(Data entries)
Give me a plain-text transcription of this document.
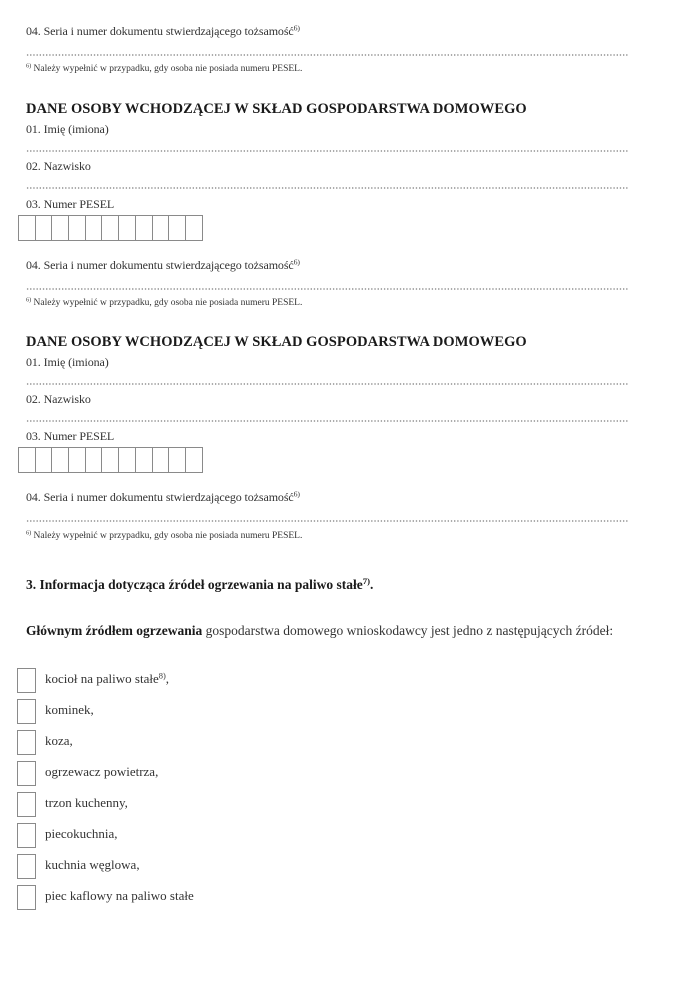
04. Seria i numer dokumentu stwierdzającego tożsamość$^{6)}$
$^{6)}$ Należy wypełnić w przypadku, gdy osoba nie posiada numeru PESEL.
DANE OSOBY WCHODZĄCEJ W SKŁAD GOSPODARSTWA DOMOWEGO
01. Imię (imiona)
02. Nazwisko
03. Numer PESEL
04. Seria i numer dokumentu stwierdzającego tożsamość$^{6)}$
$^{6)}$ Należy wypełnić w przypadku, gdy osoba nie posiada numeru PESEL.
DANE OSOBY WCHODZĄCEJ W SKŁAD GOSPODARSTWA DOMOWEGO
01. Imię (imiona)
02. Nazwisko
03. Numer PESEL
04. Seria i numer dokumentu stwierdzającego tożsamość$^{6)}$
$^{6)}$ Należy wypełnić w przypadku, gdy osoba nie posiada numeru PESEL.
3. Informacja dotycząca źródeł ogrzewania na paliwo stałe$^{7)}$.
Głównym źródłem ogrzewania gospodarstwa domowego wnioskodawcy jest jedno z następujących źródeł:
kocioł na paliwo stałe$^{8)}$,
kominek,
koza,
ogrzewacz powietrza,
trzon kuchenny,
piecokuchnia,
kuchnia węglowa,
piec kaflowy na paliwo stałe
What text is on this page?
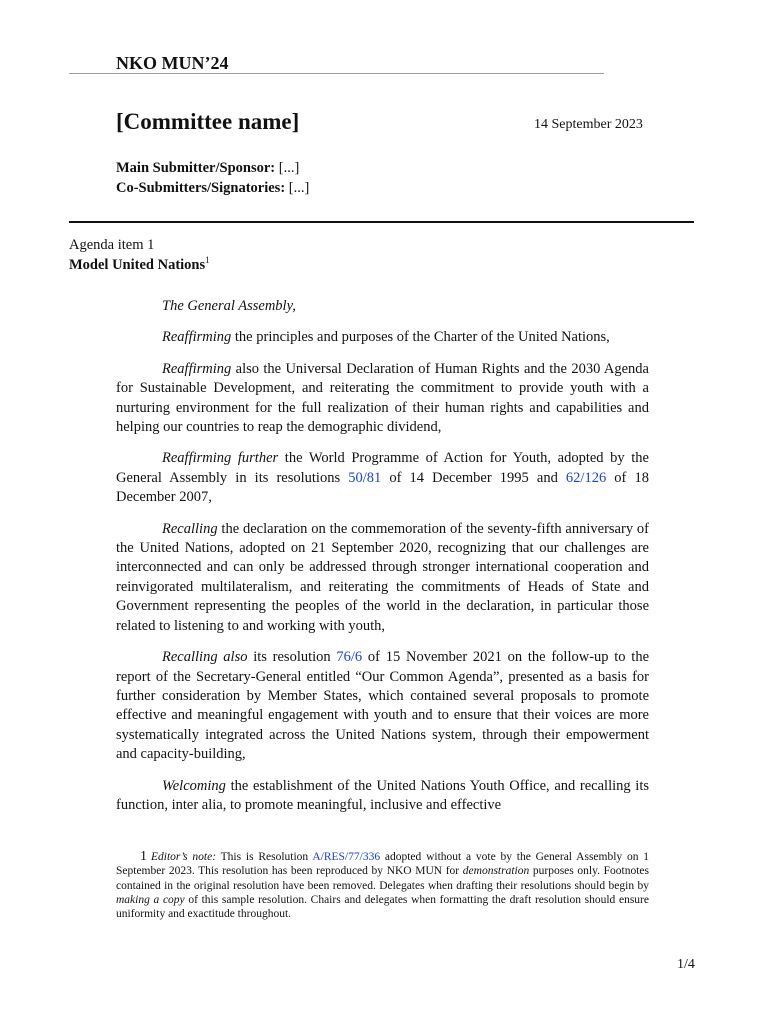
NKO MUN’24
[Committee name]	14 September 2023
Main Submitter/Sponsor: [...]
Co-Submitters/Signatories: [...]
Agenda item 1
Model United Nations$^1$

The General Assembly,

Reaffirming the principles and purposes of the Charter of the United Nations,

Reaffirming also the Universal Declaration of Human Rights and the 2030 Agenda for Sustainable Development, and reiterating the commitment to provide youth with a nurturing environment for the full realization of their human rights and capabilities and helping our countries to reap the demographic dividend,

Reaffirming further the World Programme of Action for Youth, adopted by the General Assembly in its resolutions 50/81 of 14 December 1995 and 62/126 of 18 December 2007,

Recalling the declaration on the commemoration of the seventy-fifth anniversary of the United Nations, adopted on 21 September 2020, recognizing that our challenges are interconnected and can only be addressed through stronger international cooperation and reinvigorated multilateralism, and reiterating the commitments of Heads of State and Government representing the peoples of the world in the declaration, in particular those related to listening to and working with youth,

Recalling also its resolution 76/6 of 15 November 2021 on the follow-up to the report of the Secretary-General entitled “Our Common Agenda”, presented as a basis for further consideration by Member States, which contained several proposals to promote effective and meaningful engagement with youth and to ensure that their voices are more systematically integrated across the United Nations system, through their empowerment and capacity-building,

Welcoming the establishment of the United Nations Youth Office, and recalling its function, inter alia, to promote meaningful, inclusive and effective

1 Editor’s note: This is Resolution A/RES/77/336 adopted without a vote by the General Assembly on 1 September 2023. This resolution has been reproduced by NKO MUN for demonstration purposes only. Footnotes contained in the original resolution have been removed. Delegates when drafting their resolutions should begin by making a copy of this sample resolution. Chairs and delegates when formatting the draft resolution should ensure uniformity and exactitude throughout.
1/4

WHAT THE TASK REQUIRES —
Track down every line with the word "further" and copy it.

CORRECT OUTPUT —
Reaffirming further the World Programme of Action for Youth, adopted by the General Assembly in its resolutions 50/81 of 14 December 1995 and 62/126 of 18 December 2007,
Recalling also its resolution 76/6 of 15 November 2021 on the follow-up to the report of the Secretary-General entitled “Our Common Agenda”, presented as a basis for further consideration by Member States, which contained several proposals to promote effective and meaningful engagement with youth and to ensure that their voices are more systematically integrated across the United Nations system, through their empowerment and capacity-building,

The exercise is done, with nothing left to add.